START Data provided

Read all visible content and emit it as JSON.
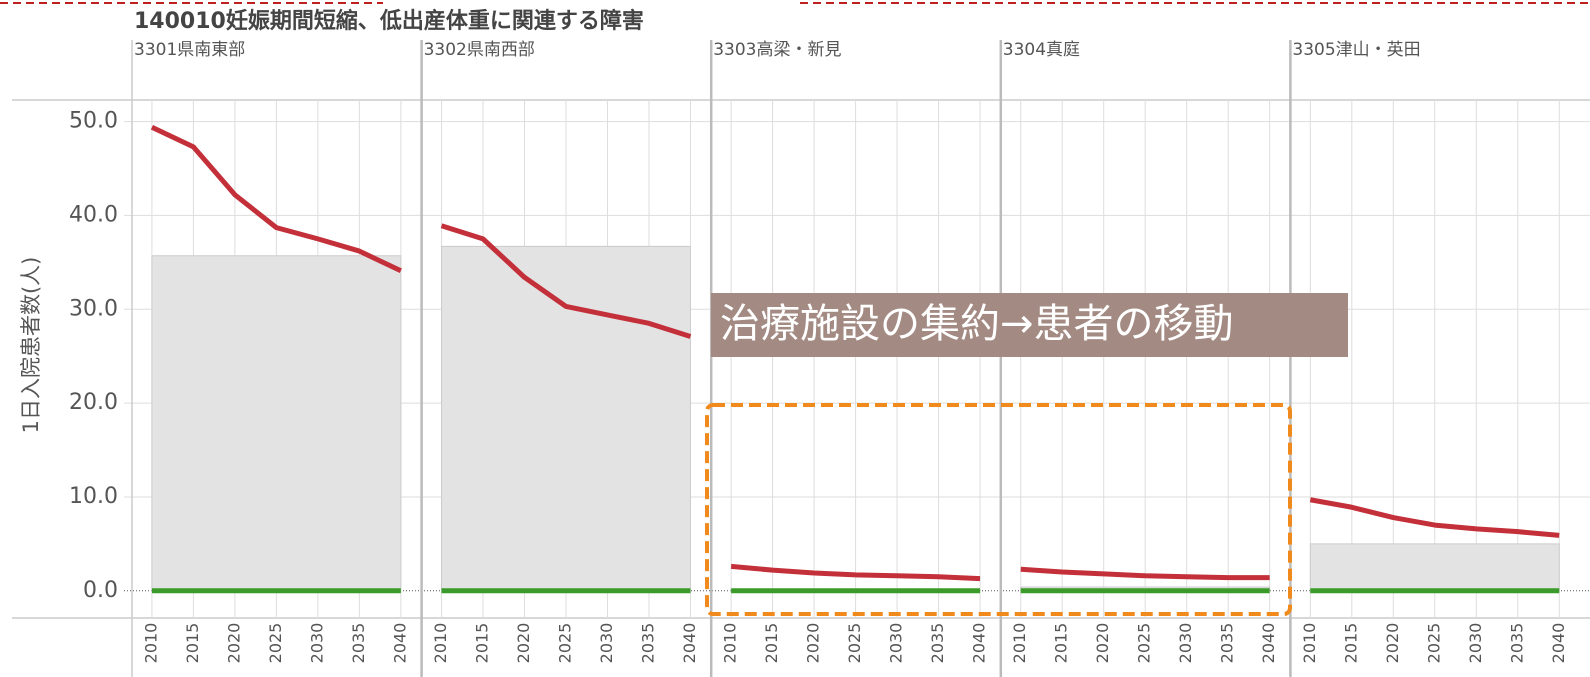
{
  "chart_data": {
    "type": "line",
    "title": "140010妊娠期間短縮、低出産体重に関連する障害",
    "ylabel": "1日入院患者数(人)",
    "ylim": [
      -2.9,
      52.3
    ],
    "yticks": [
      {
        "value": 0,
        "label": "0.0"
      },
      {
        "value": 10,
        "label": "10.0"
      },
      {
        "value": 20,
        "label": "20.0"
      },
      {
        "value": 30,
        "label": "30.0"
      },
      {
        "value": 40,
        "label": "40.0"
      },
      {
        "value": 50,
        "label": "50.0"
      }
    ],
    "x": [
      2010,
      2015,
      2020,
      2025,
      2030,
      2035,
      2040
    ],
    "xlim": [
      2007.6,
      2042.5
    ],
    "grid": true,
    "annotation": "治療施設の集約→患者の移動",
    "panels": [
      {
        "title": "3301県南東部",
        "series": [
          {
            "type": "area",
            "color": "#e3e3e3",
            "values": [
              35.7,
              35.7,
              35.7,
              35.7,
              35.7,
              35.7,
              35.7
            ]
          },
          {
            "type": "line",
            "color": "#c4303a",
            "values": [
              49.4,
              47.3,
              42.2,
              38.7,
              37.5,
              36.2,
              34.1
            ]
          },
          {
            "type": "line",
            "color": "#3a9a2a",
            "values": [
              0,
              0,
              0,
              0,
              0,
              0,
              0
            ]
          }
        ]
      },
      {
        "title": "3302県南西部",
        "series": [
          {
            "type": "area",
            "color": "#e3e3e3",
            "values": [
              36.7,
              36.7,
              36.7,
              36.7,
              36.7,
              36.7,
              36.7
            ]
          },
          {
            "type": "line",
            "color": "#c4303a",
            "values": [
              38.9,
              37.5,
              33.4,
              30.3,
              29.4,
              28.5,
              27.1
            ]
          },
          {
            "type": "line",
            "color": "#3a9a2a",
            "values": [
              0,
              0,
              0,
              0,
              0,
              0,
              0
            ]
          }
        ]
      },
      {
        "title": "3303高梁・新見",
        "series": [
          {
            "type": "area",
            "color": "#e3e3e3",
            "values": [
              0.1,
              0.1,
              0.1,
              0.1,
              0.1,
              0.1,
              0.1
            ]
          },
          {
            "type": "line",
            "color": "#c4303a",
            "values": [
              2.6,
              2.2,
              1.9,
              1.7,
              1.6,
              1.5,
              1.3
            ]
          },
          {
            "type": "line",
            "color": "#3a9a2a",
            "values": [
              0,
              0,
              0,
              0,
              0,
              0,
              0
            ]
          }
        ]
      },
      {
        "title": "3304真庭",
        "series": [
          {
            "type": "area",
            "color": "#e3e3e3",
            "values": [
              0.4,
              0.4,
              0.4,
              0.4,
              0.4,
              0.4,
              0.4
            ]
          },
          {
            "type": "line",
            "color": "#c4303a",
            "values": [
              2.3,
              2.0,
              1.8,
              1.6,
              1.5,
              1.4,
              1.4
            ]
          },
          {
            "type": "line",
            "color": "#3a9a2a",
            "values": [
              0,
              0,
              0,
              0,
              0,
              0,
              0
            ]
          }
        ]
      },
      {
        "title": "3305津山・英田",
        "series": [
          {
            "type": "area",
            "color": "#e3e3e3",
            "values": [
              5.0,
              5.0,
              5.0,
              5.0,
              5.0,
              5.0,
              5.0
            ]
          },
          {
            "type": "line",
            "color": "#c4303a",
            "values": [
              9.7,
              8.9,
              7.8,
              7.0,
              6.6,
              6.3,
              5.9
            ]
          },
          {
            "type": "line",
            "color": "#3a9a2a",
            "values": [
              0,
              0,
              0,
              0,
              0,
              0,
              0
            ]
          }
        ]
      }
    ]
  }
}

END Data provided

▸ Task requirements
Give every line above again exactly, with no pictures.

▸ Task solution
Read all visible content and emit it as JSON.
{
  "chart_data": {
    "type": "line",
    "title": "140010妊娠期間短縮、低出産体重に関連する障害",
    "ylabel": "1日入院患者数(人)",
    "ylim": [
      -2.9,
      52.3
    ],
    "yticks": [
      {
        "value": 0,
        "label": "0.0"
      },
      {
        "value": 10,
        "label": "10.0"
      },
      {
        "value": 20,
        "label": "20.0"
      },
      {
        "value": 30,
        "label": "30.0"
      },
      {
        "value": 40,
        "label": "40.0"
      },
      {
        "value": 50,
        "label": "50.0"
      }
    ],
    "x": [
      2010,
      2015,
      2020,
      2025,
      2030,
      2035,
      2040
    ],
    "xlim": [
      2007.6,
      2042.5
    ],
    "grid": true,
    "annotation": "治療施設の集約→患者の移動",
    "panels": [
      {
        "title": "3301県南東部",
        "series": [
          {
            "type": "area",
            "color": "#e3e3e3",
            "values": [
              35.7,
              35.7,
              35.7,
              35.7,
              35.7,
              35.7,
              35.7
            ]
          },
          {
            "type": "line",
            "color": "#c4303a",
            "values": [
              49.4,
              47.3,
              42.2,
              38.7,
              37.5,
              36.2,
              34.1
            ]
          },
          {
            "type": "line",
            "color": "#3a9a2a",
            "values": [
              0,
              0,
              0,
              0,
              0,
              0,
              0
            ]
          }
        ]
      },
      {
        "title": "3302県南西部",
        "series": [
          {
            "type": "area",
            "color": "#e3e3e3",
            "values": [
              36.7,
              36.7,
              36.7,
              36.7,
              36.7,
              36.7,
              36.7
            ]
          },
          {
            "type": "line",
            "color": "#c4303a",
            "values": [
              38.9,
              37.5,
              33.4,
              30.3,
              29.4,
              28.5,
              27.1
            ]
          },
          {
            "type": "line",
            "color": "#3a9a2a",
            "values": [
              0,
              0,
              0,
              0,
              0,
              0,
              0
            ]
          }
        ]
      },
      {
        "title": "3303高梁・新見",
        "series": [
          {
            "type": "area",
            "color": "#e3e3e3",
            "values": [
              0.1,
              0.1,
              0.1,
              0.1,
              0.1,
              0.1,
              0.1
            ]
          },
          {
            "type": "line",
            "color": "#c4303a",
            "values": [
              2.6,
              2.2,
              1.9,
              1.7,
              1.6,
              1.5,
              1.3
            ]
          },
          {
            "type": "line",
            "color": "#3a9a2a",
            "values": [
              0,
              0,
              0,
              0,
              0,
              0,
              0
            ]
          }
        ]
      },
      {
        "title": "3304真庭",
        "series": [
          {
            "type": "area",
            "color": "#e3e3e3",
            "values": [
              0.4,
              0.4,
              0.4,
              0.4,
              0.4,
              0.4,
              0.4
            ]
          },
          {
            "type": "line",
            "color": "#c4303a",
            "values": [
              2.3,
              2.0,
              1.8,
              1.6,
              1.5,
              1.4,
              1.4
            ]
          },
          {
            "type": "line",
            "color": "#3a9a2a",
            "values": [
              0,
              0,
              0,
              0,
              0,
              0,
              0
            ]
          }
        ]
      },
      {
        "title": "3305津山・英田",
        "series": [
          {
            "type": "area",
            "color": "#e3e3e3",
            "values": [
              5.0,
              5.0,
              5.0,
              5.0,
              5.0,
              5.0,
              5.0
            ]
          },
          {
            "type": "line",
            "color": "#c4303a",
            "values": [
              9.7,
              8.9,
              7.8,
              7.0,
              6.6,
              6.3,
              5.9
            ]
          },
          {
            "type": "line",
            "color": "#3a9a2a",
            "values": [
              0,
              0,
              0,
              0,
              0,
              0,
              0
            ]
          }
        ]
      }
    ]
  }
}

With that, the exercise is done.